(Source records)
## BEGIN

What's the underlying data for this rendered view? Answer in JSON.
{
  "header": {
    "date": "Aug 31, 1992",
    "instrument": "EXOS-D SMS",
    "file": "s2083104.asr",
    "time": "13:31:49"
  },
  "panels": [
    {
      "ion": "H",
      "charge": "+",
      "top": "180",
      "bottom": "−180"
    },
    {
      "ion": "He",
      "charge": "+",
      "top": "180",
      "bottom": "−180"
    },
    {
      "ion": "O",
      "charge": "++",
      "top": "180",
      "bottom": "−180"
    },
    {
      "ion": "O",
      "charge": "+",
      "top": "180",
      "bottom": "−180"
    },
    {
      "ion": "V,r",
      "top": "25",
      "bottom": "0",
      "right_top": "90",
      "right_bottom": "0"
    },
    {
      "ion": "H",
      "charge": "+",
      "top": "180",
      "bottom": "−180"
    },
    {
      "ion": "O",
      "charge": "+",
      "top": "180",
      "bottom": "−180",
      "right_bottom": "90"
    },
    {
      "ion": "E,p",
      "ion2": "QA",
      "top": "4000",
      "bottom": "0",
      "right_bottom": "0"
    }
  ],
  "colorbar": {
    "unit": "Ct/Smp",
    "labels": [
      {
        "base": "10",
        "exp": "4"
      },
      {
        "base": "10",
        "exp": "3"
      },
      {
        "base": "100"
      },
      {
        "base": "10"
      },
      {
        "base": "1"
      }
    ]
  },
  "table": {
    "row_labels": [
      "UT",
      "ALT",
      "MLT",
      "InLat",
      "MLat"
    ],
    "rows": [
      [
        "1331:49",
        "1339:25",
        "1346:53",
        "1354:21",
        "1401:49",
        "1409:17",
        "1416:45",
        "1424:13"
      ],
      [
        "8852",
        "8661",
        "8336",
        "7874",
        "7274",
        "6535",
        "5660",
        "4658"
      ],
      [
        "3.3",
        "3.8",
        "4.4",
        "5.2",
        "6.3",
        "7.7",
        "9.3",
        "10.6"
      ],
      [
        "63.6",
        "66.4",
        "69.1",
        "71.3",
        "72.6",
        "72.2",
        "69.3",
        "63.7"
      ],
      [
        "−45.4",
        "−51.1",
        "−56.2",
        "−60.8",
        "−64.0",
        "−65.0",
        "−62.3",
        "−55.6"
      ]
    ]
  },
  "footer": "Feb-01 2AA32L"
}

## END

### Task prompt:
Every entry must be output again, exactly as written above.

### Answer to the exercise:
What's the underlying data for this rendered view? Answer in JSON.
{
  "header": {
    "date": "Aug 31, 1992",
    "instrument": "EXOS-D SMS",
    "file": "s2083104.asr",
    "time": "13:31:49"
  },
  "panels": [
    {
      "ion": "H",
      "charge": "+",
      "top": "180",
      "bottom": "−180"
    },
    {
      "ion": "He",
      "charge": "+",
      "top": "180",
      "bottom": "−180"
    },
    {
      "ion": "O",
      "charge": "++",
      "top": "180",
      "bottom": "−180"
    },
    {
      "ion": "O",
      "charge": "+",
      "top": "180",
      "bottom": "−180"
    },
    {
      "ion": "V,r",
      "top": "25",
      "bottom": "0",
      "right_top": "90",
      "right_bottom": "0"
    },
    {
      "ion": "H",
      "charge": "+",
      "top": "180",
      "bottom": "−180"
    },
    {
      "ion": "O",
      "charge": "+",
      "top": "180",
      "bottom": "−180",
      "right_bottom": "90"
    },
    {
      "ion": "E,p",
      "ion2": "QA",
      "top": "4000",
      "bottom": "0",
      "right_bottom": "0"
    }
  ],
  "colorbar": {
    "unit": "Ct/Smp",
    "labels": [
      {
        "base": "10",
        "exp": "4"
      },
      {
        "base": "10",
        "exp": "3"
      },
      {
        "base": "100"
      },
      {
        "base": "10"
      },
      {
        "base": "1"
      }
    ]
  },
  "table": {
    "row_labels": [
      "UT",
      "ALT",
      "MLT",
      "InLat",
      "MLat"
    ],
    "rows": [
      [
        "1331:49",
        "1339:25",
        "1346:53",
        "1354:21",
        "1401:49",
        "1409:17",
        "1416:45",
        "1424:13"
      ],
      [
        "8852",
        "8661",
        "8336",
        "7874",
        "7274",
        "6535",
        "5660",
        "4658"
      ],
      [
        "3.3",
        "3.8",
        "4.4",
        "5.2",
        "6.3",
        "7.7",
        "9.3",
        "10.6"
      ],
      [
        "63.6",
        "66.4",
        "69.1",
        "71.3",
        "72.6",
        "72.2",
        "69.3",
        "63.7"
      ],
      [
        "−45.4",
        "−51.1",
        "−56.2",
        "−60.8",
        "−64.0",
        "−65.0",
        "−62.3",
        "−55.6"
      ]
    ]
  },
  "footer": "Feb-01 2AA32L"
}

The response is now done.